Data provided.
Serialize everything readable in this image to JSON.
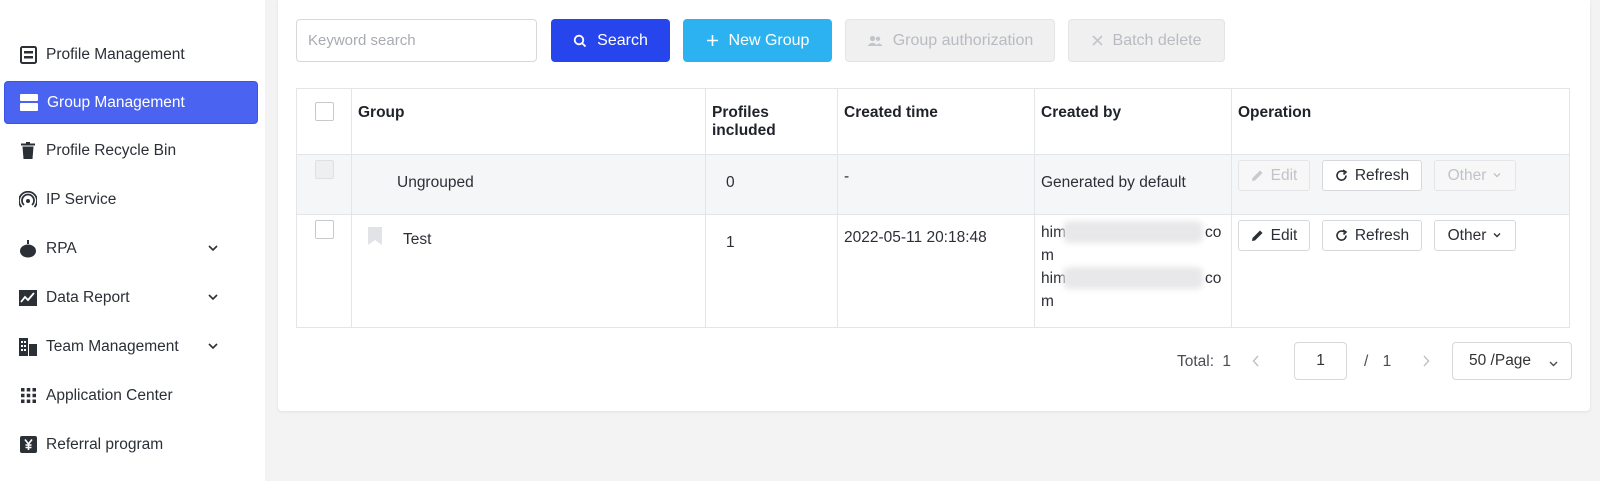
{
  "sidebar": {
    "items": [
      {
        "label": "Profile Management",
        "icon": "profile-icon"
      },
      {
        "label": "Group Management",
        "icon": "group-icon",
        "active": true
      },
      {
        "label": "Profile Recycle Bin",
        "icon": "trash-icon"
      },
      {
        "label": "IP Service",
        "icon": "ip-signal-icon"
      },
      {
        "label": "RPA",
        "icon": "robot-icon",
        "expandable": true
      },
      {
        "label": "Data Report",
        "icon": "chart-icon",
        "expandable": true
      },
      {
        "label": "Team Management",
        "icon": "team-building-icon",
        "expandable": true
      },
      {
        "label": "Application Center",
        "icon": "grid-icon"
      },
      {
        "label": "Referral program",
        "icon": "yen-icon"
      }
    ]
  },
  "toolbar": {
    "search_placeholder": "Keyword search",
    "search_label": "Search",
    "new_group_label": "New Group",
    "group_auth_label": "Group authorization",
    "batch_delete_label": "Batch delete"
  },
  "table": {
    "headers": {
      "group": "Group",
      "profiles_1": "Profiles",
      "profiles_2": "included",
      "created_time": "Created time",
      "created_by": "Created by",
      "operation": "Operation"
    },
    "rows": [
      {
        "group": "Ungrouped",
        "profiles": "0",
        "created_time": "-",
        "created_by": "Generated by default",
        "edit": "Edit",
        "refresh": "Refresh",
        "other": "Other"
      },
      {
        "group": "Test",
        "profiles": "1",
        "created_time": "2022-05-11 20:18:48",
        "created_by_lines": [
          "him",
          "co",
          "m",
          "him",
          "co",
          "m"
        ],
        "edit": "Edit",
        "refresh": "Refresh",
        "other": "Other"
      }
    ]
  },
  "pagination": {
    "total_label": "Total:",
    "total": "1",
    "current_page": "1",
    "separator": "/",
    "page_count": "1",
    "page_size": "50 /Page"
  },
  "colors": {
    "primary": "#2745ec",
    "accent": "#2cb2f0",
    "active_nav": "#4a63f0"
  }
}
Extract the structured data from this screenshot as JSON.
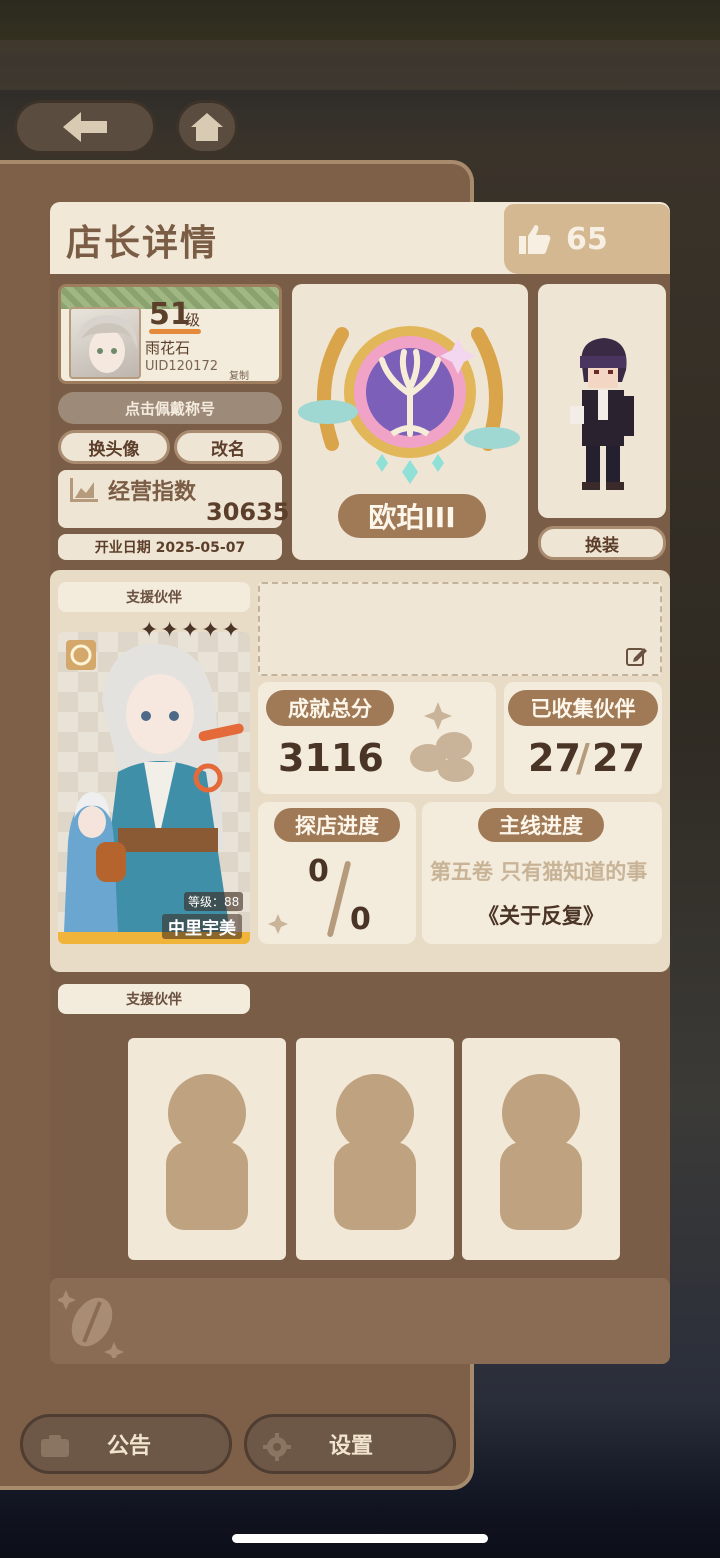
{
  "header": {
    "title": "店长详情",
    "likes": "65"
  },
  "profile": {
    "level": "51",
    "level_unit": "级",
    "name": "雨花石",
    "uid": "UID120172",
    "copy_label": "复制",
    "title_prompt": "点击佩戴称号",
    "change_avatar_label": "换头像",
    "rename_label": "改名",
    "business_index_label": "经营指数",
    "business_index_value": "30635",
    "open_date_label": "开业日期 2025-05-07"
  },
  "rank": {
    "name": "欧珀III"
  },
  "character": {
    "change_outfit_label": "换装"
  },
  "support": {
    "label": "支援伙伴",
    "partner_name": "中里宇美",
    "partner_level": "等级：88",
    "stars": "✦✦✦✦✦"
  },
  "stats": {
    "achievement_label": "成就总分",
    "achievement_value": "3116",
    "collected_label": "已收集伙伴",
    "collected_value": "27",
    "collected_total": "27",
    "explore_label": "探店进度",
    "explore_value": "0",
    "explore_total": "0",
    "story_label": "主线进度",
    "story_chapter": "第五卷 只有猫知道的事",
    "story_title": "《关于反复》"
  },
  "support_slots": {
    "label": "支援伙伴",
    "count_slots": 3
  },
  "bottom": {
    "notice_label": "公告",
    "settings_label": "设置"
  },
  "colors": {
    "panel": "#7a5d46",
    "cream": "#efe5d4",
    "accent": "#a07a57",
    "text_dark": "#4a3426"
  },
  "icons": [
    "back-arrow-icon",
    "home-icon",
    "thumbs-up-icon",
    "chart-icon",
    "edit-icon",
    "coffee-bean-icon",
    "notice-icon",
    "gear-icon",
    "sparkle-icon"
  ]
}
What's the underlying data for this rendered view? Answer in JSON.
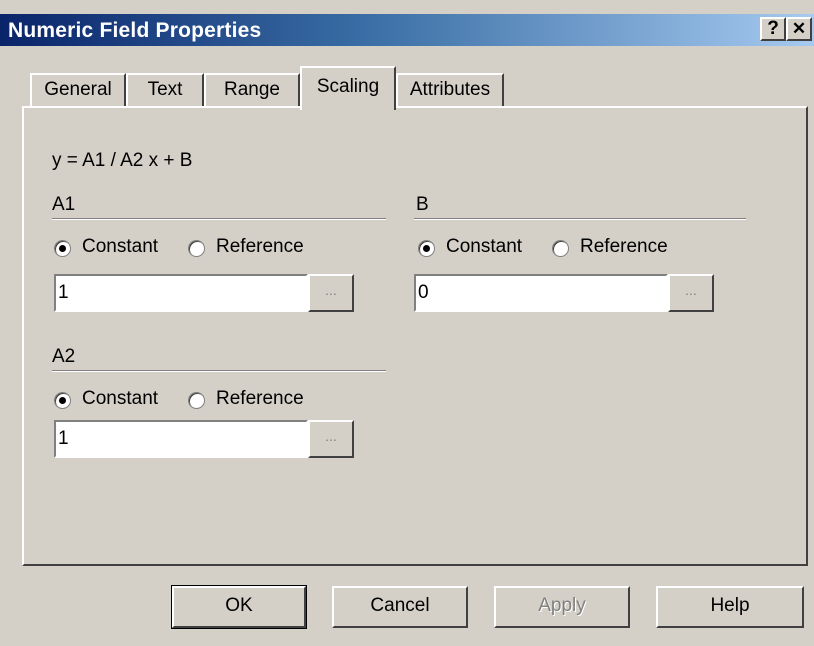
{
  "window": {
    "title": "Numeric Field Properties",
    "help_glyph": "?",
    "close_glyph": "✕"
  },
  "tabs": [
    {
      "label": "General",
      "active": false
    },
    {
      "label": "Text",
      "active": false
    },
    {
      "label": "Range",
      "active": false
    },
    {
      "label": "Scaling",
      "active": true
    },
    {
      "label": "Attributes",
      "active": false
    }
  ],
  "formula": "y = A1 / A2  x + B",
  "groups": {
    "a1": {
      "title": "A1",
      "constant_label": "Constant",
      "reference_label": "Reference",
      "selected": "Constant",
      "value": "1",
      "browse_label": "..."
    },
    "b": {
      "title": "B",
      "constant_label": "Constant",
      "reference_label": "Reference",
      "selected": "Constant",
      "value": "0",
      "browse_label": "..."
    },
    "a2": {
      "title": "A2",
      "constant_label": "Constant",
      "reference_label": "Reference",
      "selected": "Constant",
      "value": "1",
      "browse_label": "..."
    }
  },
  "buttons": {
    "ok": "OK",
    "cancel": "Cancel",
    "apply": "Apply",
    "help": "Help"
  }
}
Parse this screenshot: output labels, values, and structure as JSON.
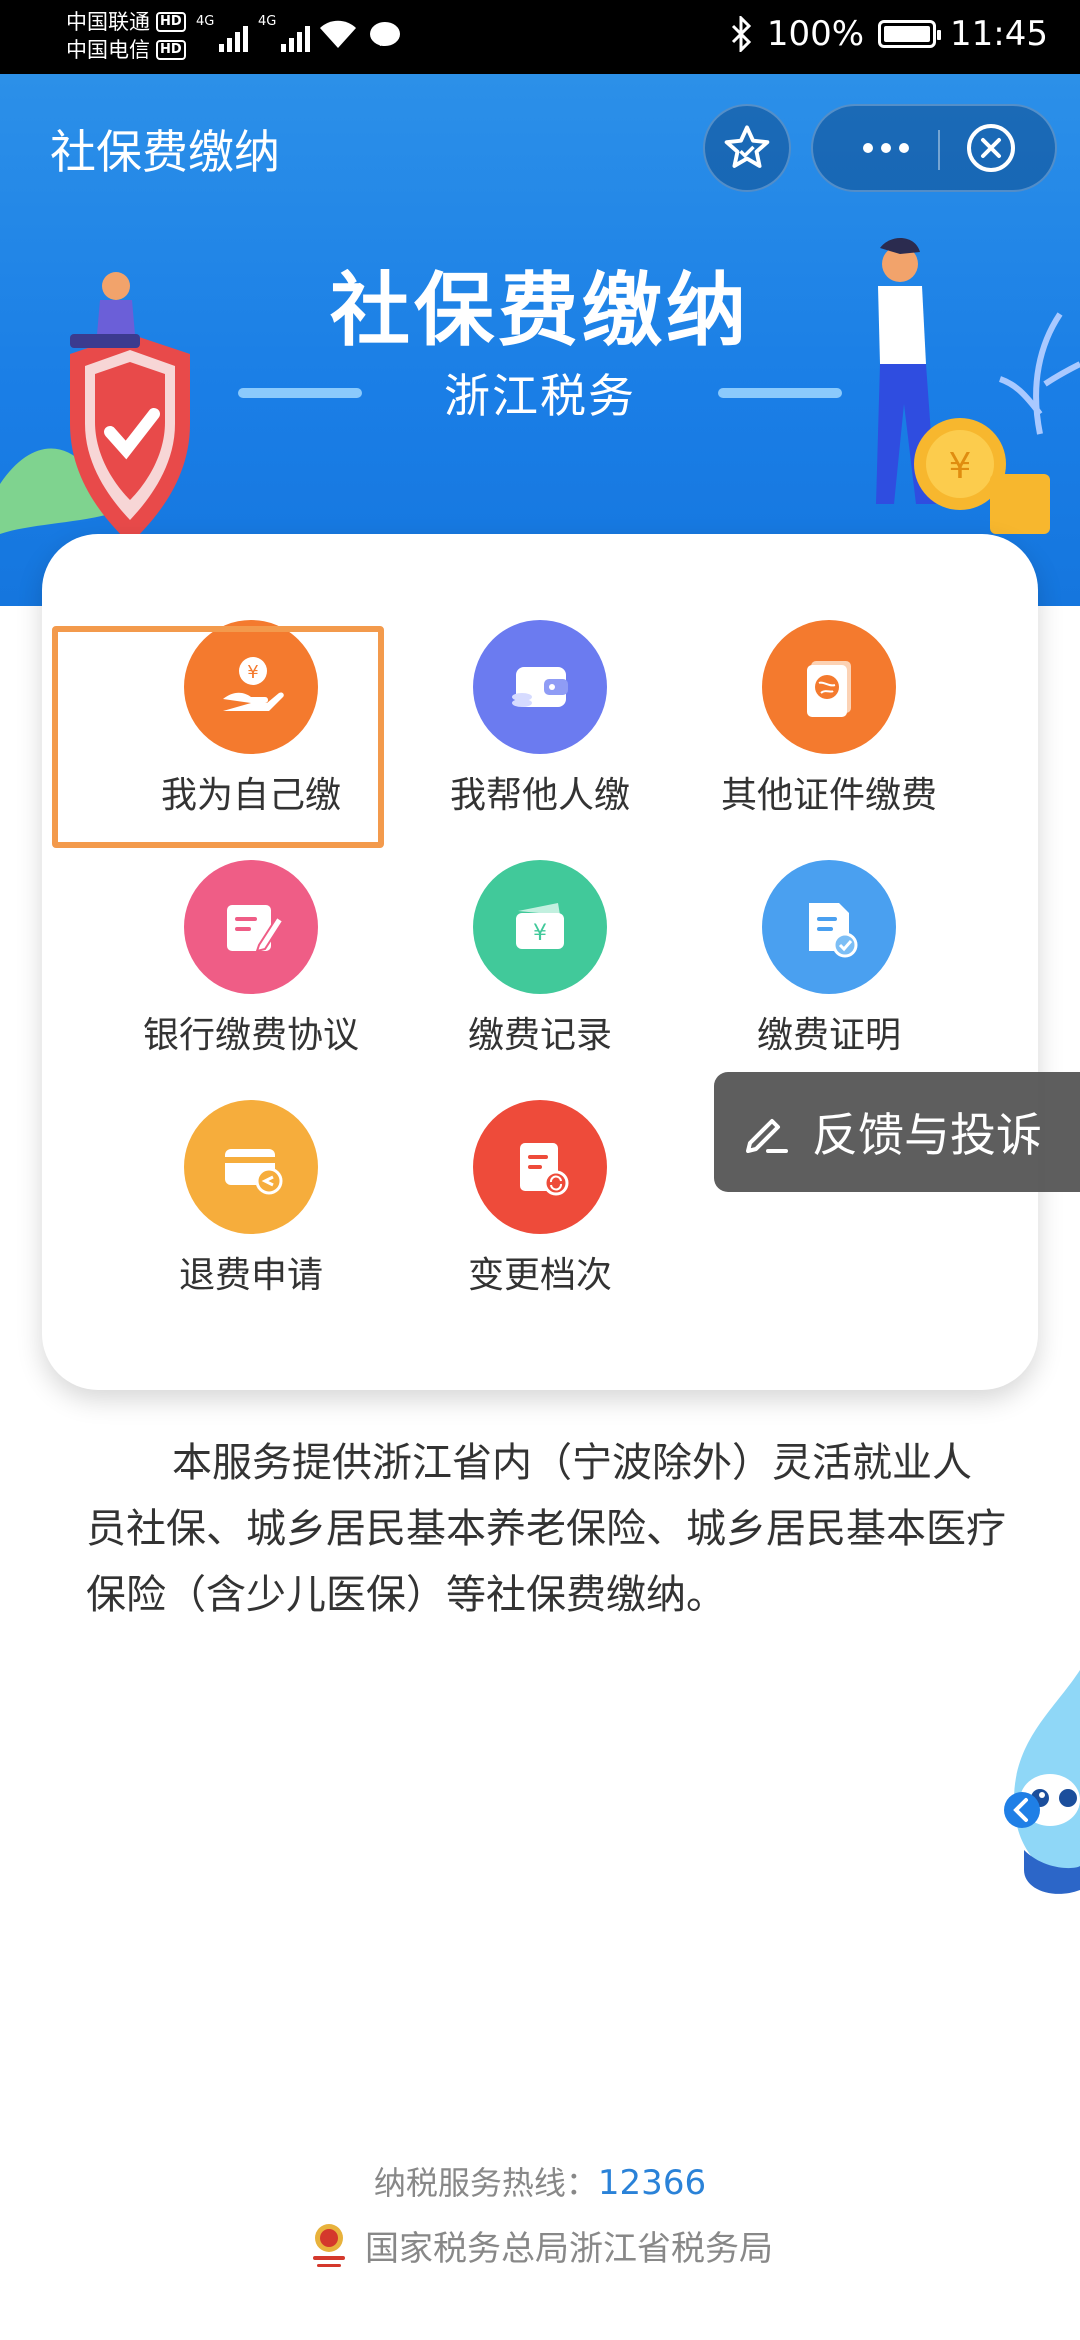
{
  "status_bar": {
    "carrier1": "中国联通",
    "carrier2": "中国电信",
    "hd": "HD",
    "network": "4G",
    "battery": "100%",
    "time": "11:45"
  },
  "header": {
    "title": "社保费缴纳"
  },
  "banner": {
    "title": "社保费缴纳",
    "subtitle": "浙江税务"
  },
  "menu": {
    "items": [
      {
        "label": "我为自己缴",
        "icon": "hand-yuan-icon",
        "color": "#f47a2e"
      },
      {
        "label": "我帮他人缴",
        "icon": "wallet-icon",
        "color": "#6b7bf0"
      },
      {
        "label": "其他证件缴费",
        "icon": "passport-icon",
        "color": "#f47a2e"
      },
      {
        "label": "银行缴费协议",
        "icon": "agreement-icon",
        "color": "#ef5d86"
      },
      {
        "label": "缴费记录",
        "icon": "yuan-card-icon",
        "color": "#41c99a"
      },
      {
        "label": "缴费证明",
        "icon": "certificate-icon",
        "color": "#4aa0f0"
      },
      {
        "label": "退费申请",
        "icon": "refund-card-icon",
        "color": "#f6ad3c"
      },
      {
        "label": "变更档次",
        "icon": "change-doc-icon",
        "color": "#ee4b3a"
      }
    ]
  },
  "feedback": {
    "label": "反馈与投诉"
  },
  "description": "本服务提供浙江省内（宁波除外）灵活就业人员社保、城乡居民基本养老保险、城乡居民基本医疗保险（含少儿医保）等社保费缴纳。",
  "footer": {
    "hotline_label": "纳税服务热线：",
    "hotline_number": "12366",
    "org": "国家税务总局浙江省税务局"
  }
}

What needs to be done. Leave out the pictures and retype every line above exactly.

Task solution.
Serialize everything readable in this image to JSON.
{
  "sidebar": {
    "items": [
      {
        "label": "Profile Management",
        "icon": "profile-icon"
      },
      {
        "label": "Group Management",
        "icon": "group-icon",
        "active": true
      },
      {
        "label": "Profile Recycle Bin",
        "icon": "trash-icon"
      },
      {
        "label": "IP Service",
        "icon": "ip-signal-icon"
      },
      {
        "label": "RPA",
        "icon": "robot-icon",
        "expandable": true
      },
      {
        "label": "Data Report",
        "icon": "chart-icon",
        "expandable": true
      },
      {
        "label": "Team Management",
        "icon": "team-building-icon",
        "expandable": true
      },
      {
        "label": "Application Center",
        "icon": "grid-icon"
      },
      {
        "label": "Referral program",
        "icon": "yen-icon"
      }
    ]
  },
  "toolbar": {
    "search_placeholder": "Keyword search",
    "search_label": "Search",
    "new_group_label": "New Group",
    "group_auth_label": "Group authorization",
    "batch_delete_label": "Batch delete"
  },
  "table": {
    "headers": {
      "group": "Group",
      "profiles_1": "Profiles",
      "profiles_2": "included",
      "created_time": "Created time",
      "created_by": "Created by",
      "operation": "Operation"
    },
    "rows": [
      {
        "group": "Ungrouped",
        "profiles": "0",
        "created_time": "-",
        "created_by": "Generated by default",
        "edit": "Edit",
        "refresh": "Refresh",
        "other": "Other"
      },
      {
        "group": "Test",
        "profiles": "1",
        "created_time": "2022-05-11 20:18:48",
        "created_by_lines": [
          "him",
          "co",
          "m",
          "him",
          "co",
          "m"
        ],
        "edit": "Edit",
        "refresh": "Refresh",
        "other": "Other"
      }
    ]
  },
  "pagination": {
    "total_label": "Total:",
    "total": "1",
    "current_page": "1",
    "separator": "/",
    "page_count": "1",
    "page_size": "50 /Page"
  },
  "colors": {
    "primary": "#2745ec",
    "accent": "#2cb2f0",
    "active_nav": "#4a63f0"
  }
}
Extract the structured data from this screenshot as JSON.
{
  "header": {
    "title": "店长详情",
    "likes": "65"
  },
  "profile": {
    "level": "51",
    "level_unit": "级",
    "name": "雨花石",
    "uid": "UID120172",
    "copy_label": "复制",
    "title_prompt": "点击佩戴称号",
    "change_avatar_label": "换头像",
    "rename_label": "改名",
    "business_index_label": "经营指数",
    "business_index_value": "30635",
    "open_date_label": "开业日期 2025-05-07"
  },
  "rank": {
    "name": "欧珀III"
  },
  "character": {
    "change_outfit_label": "换装"
  },
  "support": {
    "label": "支援伙伴",
    "partner_name": "中里宇美",
    "partner_level": "等级：88",
    "stars": "✦✦✦✦✦"
  },
  "stats": {
    "achievement_label": "成就总分",
    "achievement_value": "3116",
    "collected_label": "已收集伙伴",
    "collected_value": "27",
    "collected_total": "27",
    "explore_label": "探店进度",
    "explore_value": "0",
    "explore_total": "0",
    "story_label": "主线进度",
    "story_chapter": "第五卷 只有猫知道的事",
    "story_title": "《关于反复》"
  },
  "support_slots": {
    "label": "支援伙伴",
    "count_slots": 3
  },
  "bottom": {
    "notice_label": "公告",
    "settings_label": "设置"
  },
  "colors": {
    "panel": "#7a5d46",
    "cream": "#efe5d4",
    "accent": "#a07a57",
    "text_dark": "#4a3426"
  },
  "icons": [
    "back-arrow-icon",
    "home-icon",
    "thumbs-up-icon",
    "chart-icon",
    "edit-icon",
    "coffee-bean-icon",
    "notice-icon",
    "gear-icon",
    "sparkle-icon"
  ]
}
What's the underlying data for this rendered view? Answer in JSON.
{
  "window": {
    "title": "Numeric Field Properties",
    "help_glyph": "?",
    "close_glyph": "✕"
  },
  "tabs": [
    {
      "label": "General",
      "active": false
    },
    {
      "label": "Text",
      "active": false
    },
    {
      "label": "Range",
      "active": false
    },
    {
      "label": "Scaling",
      "active": true
    },
    {
      "label": "Attributes",
      "active": false
    }
  ],
  "formula": "y = A1 / A2  x + B",
  "groups": {
    "a1": {
      "title": "A1",
      "constant_label": "Constant",
      "reference_label": "Reference",
      "selected": "Constant",
      "value": "1",
      "browse_label": "..."
    },
    "b": {
      "title": "B",
      "constant_label": "Constant",
      "reference_label": "Reference",
      "selected": "Constant",
      "value": "0",
      "browse_label": "..."
    },
    "a2": {
      "title": "A2",
      "constant_label": "Constant",
      "reference_label": "Reference",
      "selected": "Constant",
      "value": "1",
      "browse_label": "..."
    }
  },
  "buttons": {
    "ok": "OK",
    "cancel": "Cancel",
    "apply": "Apply",
    "help": "Help"
  }
}
Parse this screenshot: output labels, values, and structure as JSON.
{
  "status_bar": {
    "carrier1": "中国联通",
    "carrier2": "中国电信",
    "hd": "HD",
    "network": "4G",
    "battery": "100%",
    "time": "11:45"
  },
  "header": {
    "title": "社保费缴纳"
  },
  "banner": {
    "title": "社保费缴纳",
    "subtitle": "浙江税务"
  },
  "menu": {
    "items": [
      {
        "label": "我为自己缴",
        "icon": "hand-yuan-icon",
        "color": "#f47a2e"
      },
      {
        "label": "我帮他人缴",
        "icon": "wallet-icon",
        "color": "#6b7bf0"
      },
      {
        "label": "其他证件缴费",
        "icon": "passport-icon",
        "color": "#f47a2e"
      },
      {
        "label": "银行缴费协议",
        "icon": "agreement-icon",
        "color": "#ef5d86"
      },
      {
        "label": "缴费记录",
        "icon": "yuan-card-icon",
        "color": "#41c99a"
      },
      {
        "label": "缴费证明",
        "icon": "certificate-icon",
        "color": "#4aa0f0"
      },
      {
        "label": "退费申请",
        "icon": "refund-card-icon",
        "color": "#f6ad3c"
      },
      {
        "label": "变更档次",
        "icon": "change-doc-icon",
        "color": "#ee4b3a"
      }
    ]
  },
  "feedback": {
    "label": "反馈与投诉"
  },
  "description": "本服务提供浙江省内（宁波除外）灵活就业人员社保、城乡居民基本养老保险、城乡居民基本医疗保险（含少儿医保）等社保费缴纳。",
  "footer": {
    "hotline_label": "纳税服务热线：",
    "hotline_number": "12366",
    "org": "国家税务总局浙江省税务局"
  }
}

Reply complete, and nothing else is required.